◆ **AIM**: Set down all of the entries word for word, omitting the images they contain.

◆ **MATERIALS PROVIDED**:
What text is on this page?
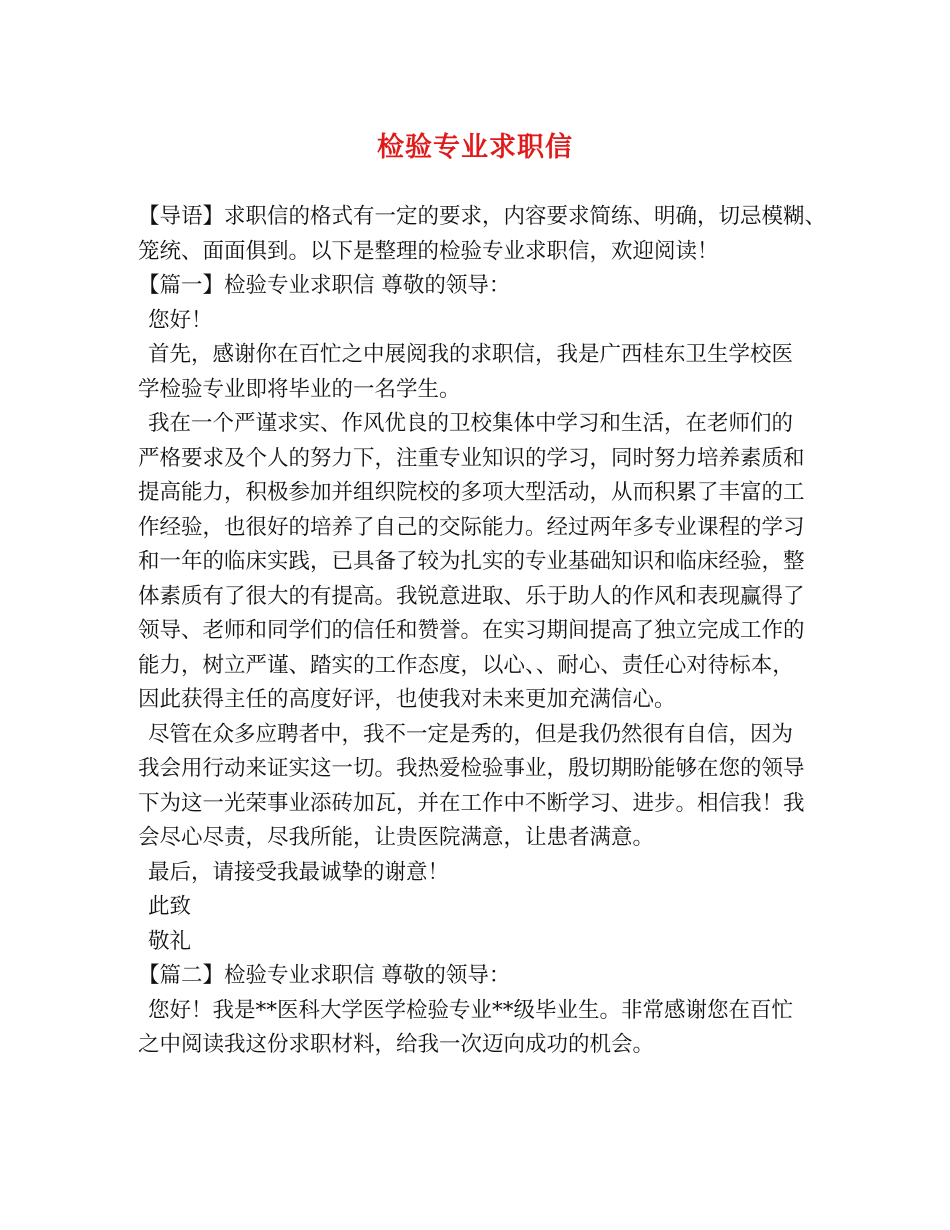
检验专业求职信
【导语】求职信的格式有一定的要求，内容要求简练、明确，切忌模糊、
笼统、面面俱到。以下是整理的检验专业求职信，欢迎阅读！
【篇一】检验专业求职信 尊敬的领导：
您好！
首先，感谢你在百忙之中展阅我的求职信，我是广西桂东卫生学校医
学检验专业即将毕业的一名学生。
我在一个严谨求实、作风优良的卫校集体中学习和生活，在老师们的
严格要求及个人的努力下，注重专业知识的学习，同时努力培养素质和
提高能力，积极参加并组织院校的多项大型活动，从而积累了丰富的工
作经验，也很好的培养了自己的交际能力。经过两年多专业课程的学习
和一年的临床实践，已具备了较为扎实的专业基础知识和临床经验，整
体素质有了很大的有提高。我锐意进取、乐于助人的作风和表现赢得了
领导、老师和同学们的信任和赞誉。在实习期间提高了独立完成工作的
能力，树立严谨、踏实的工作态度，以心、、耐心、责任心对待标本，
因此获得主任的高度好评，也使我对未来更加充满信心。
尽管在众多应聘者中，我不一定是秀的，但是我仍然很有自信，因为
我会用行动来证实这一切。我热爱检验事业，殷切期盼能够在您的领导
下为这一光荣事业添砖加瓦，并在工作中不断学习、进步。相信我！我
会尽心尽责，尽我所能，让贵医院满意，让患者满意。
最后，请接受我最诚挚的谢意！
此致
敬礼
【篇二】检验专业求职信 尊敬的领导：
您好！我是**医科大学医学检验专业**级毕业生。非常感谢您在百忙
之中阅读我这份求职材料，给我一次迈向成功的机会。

◆ **RIGHT ANSWER**:
What text is on this page?
检验专业求职信
【导语】求职信的格式有一定的要求，内容要求简练、明确，切忌模糊、
笼统、面面俱到。以下是整理的检验专业求职信，欢迎阅读！
【篇一】检验专业求职信 尊敬的领导：
您好！
首先，感谢你在百忙之中展阅我的求职信，我是广西桂东卫生学校医
学检验专业即将毕业的一名学生。
我在一个严谨求实、作风优良的卫校集体中学习和生活，在老师们的
严格要求及个人的努力下，注重专业知识的学习，同时努力培养素质和
提高能力，积极参加并组织院校的多项大型活动，从而积累了丰富的工
作经验，也很好的培养了自己的交际能力。经过两年多专业课程的学习
和一年的临床实践，已具备了较为扎实的专业基础知识和临床经验，整
体素质有了很大的有提高。我锐意进取、乐于助人的作风和表现赢得了
领导、老师和同学们的信任和赞誉。在实习期间提高了独立完成工作的
能力，树立严谨、踏实的工作态度，以心、、耐心、责任心对待标本，
因此获得主任的高度好评，也使我对未来更加充满信心。
尽管在众多应聘者中，我不一定是秀的，但是我仍然很有自信，因为
我会用行动来证实这一切。我热爱检验事业，殷切期盼能够在您的领导
下为这一光荣事业添砖加瓦，并在工作中不断学习、进步。相信我！我
会尽心尽责，尽我所能，让贵医院满意，让患者满意。
最后，请接受我最诚挚的谢意！
此致
敬礼
【篇二】检验专业求职信 尊敬的领导：
您好！我是**医科大学医学检验专业**级毕业生。非常感谢您在百忙
之中阅读我这份求职材料，给我一次迈向成功的机会。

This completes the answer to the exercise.